### Stated problem 1
In the fishing thread below, swap "carp" for "catfish" and rewrite everything from "went out with" down to "hooked a carp.".

### Reading text
########################################

# only one small one



## slim357 (Mar 21, 2008)

went out with plans on tryin my hand poured baits, they didnt pan out so good...oh well i can remelt them later, started throwing top water, lost a rico (yea i feel like a douche for losing a topwater but the slow moving current and wind pushed it around a bridge piling and it just snaged when i tried to yank it back by) switched to cranks nothin hittin the first few i tried, switched over to a chrome blue back trap, got one to bite, he took it in deep, which is why he looks a bit bloody, after that i missed something on my trap and it felt big only thing i can think of is i foul hooked a carp.


----------



## Waterwings (Mar 21, 2008)

Not a bad catch  .


----------



## FishinsMyLife (Mar 21, 2008)

That's not a bad bass! That's either a healthy fat bass or prespawn. Nice catching


----------



## Jim (Mar 21, 2008)

########################################

### Supplied data
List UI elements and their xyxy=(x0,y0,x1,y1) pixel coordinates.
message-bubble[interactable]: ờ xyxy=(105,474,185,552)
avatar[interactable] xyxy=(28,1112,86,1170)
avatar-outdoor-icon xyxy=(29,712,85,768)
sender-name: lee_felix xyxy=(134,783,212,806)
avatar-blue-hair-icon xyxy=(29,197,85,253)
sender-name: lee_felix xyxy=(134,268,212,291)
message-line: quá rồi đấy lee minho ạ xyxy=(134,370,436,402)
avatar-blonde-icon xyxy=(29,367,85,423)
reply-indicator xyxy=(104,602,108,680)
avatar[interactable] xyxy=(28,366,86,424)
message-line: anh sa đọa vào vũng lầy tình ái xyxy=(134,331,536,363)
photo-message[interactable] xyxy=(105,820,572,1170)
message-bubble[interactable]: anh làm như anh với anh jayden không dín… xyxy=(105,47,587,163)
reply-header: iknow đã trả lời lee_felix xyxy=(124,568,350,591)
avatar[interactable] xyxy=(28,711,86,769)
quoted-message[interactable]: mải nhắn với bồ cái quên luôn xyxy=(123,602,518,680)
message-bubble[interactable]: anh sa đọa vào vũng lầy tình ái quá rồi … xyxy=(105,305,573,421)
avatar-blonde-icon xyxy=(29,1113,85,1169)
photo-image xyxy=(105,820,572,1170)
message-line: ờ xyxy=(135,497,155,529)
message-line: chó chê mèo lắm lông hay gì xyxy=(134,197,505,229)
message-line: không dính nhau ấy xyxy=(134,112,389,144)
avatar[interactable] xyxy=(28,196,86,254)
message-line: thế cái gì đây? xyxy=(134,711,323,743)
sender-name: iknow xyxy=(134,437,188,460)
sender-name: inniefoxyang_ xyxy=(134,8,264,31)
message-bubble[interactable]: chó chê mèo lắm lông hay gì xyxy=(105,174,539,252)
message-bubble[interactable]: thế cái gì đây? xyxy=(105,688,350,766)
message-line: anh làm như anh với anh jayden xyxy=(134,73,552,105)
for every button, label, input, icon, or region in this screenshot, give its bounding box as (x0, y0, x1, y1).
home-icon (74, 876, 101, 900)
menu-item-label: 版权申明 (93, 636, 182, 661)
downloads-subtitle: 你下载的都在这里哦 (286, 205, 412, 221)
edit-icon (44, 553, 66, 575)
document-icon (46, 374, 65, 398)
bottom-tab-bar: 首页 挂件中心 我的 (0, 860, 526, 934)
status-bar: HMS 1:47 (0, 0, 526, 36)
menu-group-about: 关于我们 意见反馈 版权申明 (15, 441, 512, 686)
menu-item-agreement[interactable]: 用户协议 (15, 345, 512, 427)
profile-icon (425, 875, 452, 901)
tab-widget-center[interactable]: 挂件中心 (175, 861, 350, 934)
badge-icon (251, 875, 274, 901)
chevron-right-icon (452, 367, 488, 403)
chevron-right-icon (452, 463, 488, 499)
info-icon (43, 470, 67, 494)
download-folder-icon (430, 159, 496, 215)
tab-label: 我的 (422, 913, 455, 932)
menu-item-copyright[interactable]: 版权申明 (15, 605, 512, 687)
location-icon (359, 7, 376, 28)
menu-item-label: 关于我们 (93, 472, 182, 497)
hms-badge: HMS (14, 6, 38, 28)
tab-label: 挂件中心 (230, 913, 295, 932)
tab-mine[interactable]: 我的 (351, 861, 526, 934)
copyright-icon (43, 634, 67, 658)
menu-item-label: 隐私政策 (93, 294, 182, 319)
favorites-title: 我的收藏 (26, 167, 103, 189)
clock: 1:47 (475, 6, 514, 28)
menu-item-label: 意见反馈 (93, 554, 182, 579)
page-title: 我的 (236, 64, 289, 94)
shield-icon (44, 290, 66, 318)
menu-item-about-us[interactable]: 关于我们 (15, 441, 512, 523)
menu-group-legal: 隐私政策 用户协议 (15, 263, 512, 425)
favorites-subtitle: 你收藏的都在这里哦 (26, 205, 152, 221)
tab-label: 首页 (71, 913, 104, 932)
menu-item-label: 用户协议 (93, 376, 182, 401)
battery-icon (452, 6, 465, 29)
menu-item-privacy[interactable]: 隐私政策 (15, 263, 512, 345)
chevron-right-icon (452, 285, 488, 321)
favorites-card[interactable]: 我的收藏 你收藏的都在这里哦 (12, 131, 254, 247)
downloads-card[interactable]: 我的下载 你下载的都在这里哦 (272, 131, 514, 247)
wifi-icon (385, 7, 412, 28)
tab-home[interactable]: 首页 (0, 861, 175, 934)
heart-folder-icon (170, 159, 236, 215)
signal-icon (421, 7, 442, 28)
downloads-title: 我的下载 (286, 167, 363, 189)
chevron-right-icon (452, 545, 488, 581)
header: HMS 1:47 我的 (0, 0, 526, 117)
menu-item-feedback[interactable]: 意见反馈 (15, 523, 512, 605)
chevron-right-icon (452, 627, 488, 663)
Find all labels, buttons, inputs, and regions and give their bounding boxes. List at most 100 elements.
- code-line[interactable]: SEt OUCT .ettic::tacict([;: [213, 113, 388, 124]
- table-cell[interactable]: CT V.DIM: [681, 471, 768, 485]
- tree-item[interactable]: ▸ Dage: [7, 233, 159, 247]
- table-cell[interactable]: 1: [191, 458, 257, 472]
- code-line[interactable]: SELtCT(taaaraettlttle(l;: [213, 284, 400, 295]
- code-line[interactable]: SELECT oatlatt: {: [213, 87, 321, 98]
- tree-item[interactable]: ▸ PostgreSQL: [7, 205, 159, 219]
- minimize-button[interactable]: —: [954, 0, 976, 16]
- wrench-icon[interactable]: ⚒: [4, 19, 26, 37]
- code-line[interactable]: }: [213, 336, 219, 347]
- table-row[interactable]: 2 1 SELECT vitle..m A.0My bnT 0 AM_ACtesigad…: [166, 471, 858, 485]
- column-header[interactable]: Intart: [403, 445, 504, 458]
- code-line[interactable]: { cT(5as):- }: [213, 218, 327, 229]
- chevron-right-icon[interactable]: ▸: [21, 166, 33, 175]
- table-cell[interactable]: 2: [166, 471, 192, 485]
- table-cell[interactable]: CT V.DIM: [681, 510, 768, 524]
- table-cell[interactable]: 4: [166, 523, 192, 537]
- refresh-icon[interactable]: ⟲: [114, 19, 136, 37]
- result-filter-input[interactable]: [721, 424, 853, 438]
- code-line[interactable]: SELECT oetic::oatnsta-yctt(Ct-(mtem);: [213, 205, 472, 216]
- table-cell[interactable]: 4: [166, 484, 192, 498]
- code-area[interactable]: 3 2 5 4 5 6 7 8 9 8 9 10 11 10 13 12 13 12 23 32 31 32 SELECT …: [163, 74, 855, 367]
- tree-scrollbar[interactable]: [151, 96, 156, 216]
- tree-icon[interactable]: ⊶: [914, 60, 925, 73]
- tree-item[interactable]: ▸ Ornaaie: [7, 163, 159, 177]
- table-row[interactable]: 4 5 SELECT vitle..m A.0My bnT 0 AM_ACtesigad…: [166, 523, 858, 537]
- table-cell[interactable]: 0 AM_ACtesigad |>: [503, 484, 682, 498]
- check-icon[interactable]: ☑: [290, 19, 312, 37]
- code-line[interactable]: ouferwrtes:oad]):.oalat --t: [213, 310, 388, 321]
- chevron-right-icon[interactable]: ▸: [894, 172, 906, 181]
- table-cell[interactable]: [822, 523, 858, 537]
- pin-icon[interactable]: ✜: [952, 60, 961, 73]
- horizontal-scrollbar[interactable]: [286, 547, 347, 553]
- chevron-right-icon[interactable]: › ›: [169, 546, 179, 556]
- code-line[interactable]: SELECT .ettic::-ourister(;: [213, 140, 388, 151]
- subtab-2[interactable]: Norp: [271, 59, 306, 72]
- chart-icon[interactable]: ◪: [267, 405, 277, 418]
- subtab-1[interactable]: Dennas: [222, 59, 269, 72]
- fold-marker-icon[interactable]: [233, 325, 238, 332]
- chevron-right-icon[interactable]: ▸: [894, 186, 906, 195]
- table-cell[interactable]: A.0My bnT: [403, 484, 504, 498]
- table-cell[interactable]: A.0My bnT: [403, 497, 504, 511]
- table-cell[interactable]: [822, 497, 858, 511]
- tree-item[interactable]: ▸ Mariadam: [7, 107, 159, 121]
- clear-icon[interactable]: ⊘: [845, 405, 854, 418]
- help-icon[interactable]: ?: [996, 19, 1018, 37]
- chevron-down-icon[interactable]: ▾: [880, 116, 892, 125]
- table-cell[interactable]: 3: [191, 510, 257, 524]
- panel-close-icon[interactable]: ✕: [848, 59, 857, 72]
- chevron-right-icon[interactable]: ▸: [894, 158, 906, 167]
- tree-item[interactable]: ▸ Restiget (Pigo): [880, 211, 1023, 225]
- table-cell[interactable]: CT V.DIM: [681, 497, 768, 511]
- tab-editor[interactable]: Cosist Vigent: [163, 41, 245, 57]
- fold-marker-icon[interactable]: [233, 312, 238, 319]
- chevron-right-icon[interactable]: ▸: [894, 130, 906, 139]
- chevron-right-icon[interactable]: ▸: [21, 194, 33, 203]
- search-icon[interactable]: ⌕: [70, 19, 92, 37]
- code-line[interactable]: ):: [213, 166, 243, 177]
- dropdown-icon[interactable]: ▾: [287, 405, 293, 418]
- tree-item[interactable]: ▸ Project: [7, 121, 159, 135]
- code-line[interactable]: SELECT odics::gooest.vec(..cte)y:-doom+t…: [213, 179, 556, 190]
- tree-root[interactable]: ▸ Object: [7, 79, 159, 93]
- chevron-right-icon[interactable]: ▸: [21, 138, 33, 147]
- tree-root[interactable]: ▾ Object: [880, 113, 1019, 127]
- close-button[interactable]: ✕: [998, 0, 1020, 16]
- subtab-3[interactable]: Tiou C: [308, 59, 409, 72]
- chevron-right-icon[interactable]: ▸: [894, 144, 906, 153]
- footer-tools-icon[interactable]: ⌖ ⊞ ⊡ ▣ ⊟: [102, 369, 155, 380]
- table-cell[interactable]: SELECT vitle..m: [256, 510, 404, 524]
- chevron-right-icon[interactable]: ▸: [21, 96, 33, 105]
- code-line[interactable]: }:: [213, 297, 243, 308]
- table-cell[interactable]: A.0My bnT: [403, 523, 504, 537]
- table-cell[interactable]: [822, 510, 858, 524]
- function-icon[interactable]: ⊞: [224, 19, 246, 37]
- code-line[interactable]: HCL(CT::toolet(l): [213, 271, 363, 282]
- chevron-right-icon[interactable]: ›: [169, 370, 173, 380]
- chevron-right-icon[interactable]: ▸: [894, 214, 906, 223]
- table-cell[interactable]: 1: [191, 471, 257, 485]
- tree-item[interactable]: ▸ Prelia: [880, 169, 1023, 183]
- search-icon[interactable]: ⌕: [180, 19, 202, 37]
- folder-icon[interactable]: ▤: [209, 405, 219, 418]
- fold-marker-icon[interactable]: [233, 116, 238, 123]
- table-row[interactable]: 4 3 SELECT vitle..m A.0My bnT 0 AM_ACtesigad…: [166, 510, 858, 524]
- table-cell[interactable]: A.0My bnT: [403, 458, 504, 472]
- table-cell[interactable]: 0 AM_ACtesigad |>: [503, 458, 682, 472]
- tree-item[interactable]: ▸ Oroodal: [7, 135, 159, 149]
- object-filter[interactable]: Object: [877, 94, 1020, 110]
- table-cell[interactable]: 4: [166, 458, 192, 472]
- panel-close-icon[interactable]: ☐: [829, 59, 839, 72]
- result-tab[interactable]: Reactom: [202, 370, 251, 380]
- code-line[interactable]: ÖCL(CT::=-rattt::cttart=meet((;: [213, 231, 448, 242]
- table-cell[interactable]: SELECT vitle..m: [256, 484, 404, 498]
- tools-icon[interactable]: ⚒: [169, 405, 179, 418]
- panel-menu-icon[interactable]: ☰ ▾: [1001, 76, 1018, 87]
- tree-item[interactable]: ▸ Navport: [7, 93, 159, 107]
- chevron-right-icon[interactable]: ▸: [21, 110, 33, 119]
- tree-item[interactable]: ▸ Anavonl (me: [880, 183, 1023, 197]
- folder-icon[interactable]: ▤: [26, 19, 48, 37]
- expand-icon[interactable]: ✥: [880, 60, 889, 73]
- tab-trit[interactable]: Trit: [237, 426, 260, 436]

########################################

### Stated problem 2
Format the listing, from its first line down to the line containing "reply-indicator xyxy=(104,602,108,680)", as a Markdown table with the columns Row and Line. Leave out blank lines.

### Full solution 1
went out with plans on tryin my hand poured baits, they didnt pan out so good...oh well i can remelt them later, started throwing top water, lost a rico (yea i feel like a douche for losing a topwater but the slow moving current and wind pushed it around a bridge piling and it just snaged when i tried to yank it back by) switched to cranks nothin hittin the first few i tried, switched over to a chrome blue back trap, got one to bite, he took it in deep, which is why he looks a bit bloody, after that i missed something on my trap and it felt big only thing i can think of is i foul hooked a catfish.

### Full solution 2
| Row | Line |
|---|---|
| 1 | List UI elements and their xyxy=(x0,y0,x1,y1) pixel coordinates. |
| 2 | message-bubble[interactable]: ờ xyxy=(105,474,185,552) |
| 3 | avatar[interactable] xyxy=(28,1112,86,1170) |
| 4 | avatar-outdoor-icon xyxy=(29,712,85,768) |
| 5 | sender-name: lee_felix xyxy=(134,783,212,806) |
| 6 | avatar-blue-hair-icon xyxy=(29,197,85,253) |
| 7 | sender-name: lee_felix xyxy=(134,268,212,291) |
| 8 | message-line: quá rồi đấy lee minho ạ xyxy=(134,370,436,402) |
| 9 | avatar-blonde-icon xyxy=(29,367,85,423) |
| 10 | reply-indicator xyxy=(104,602,108,680) |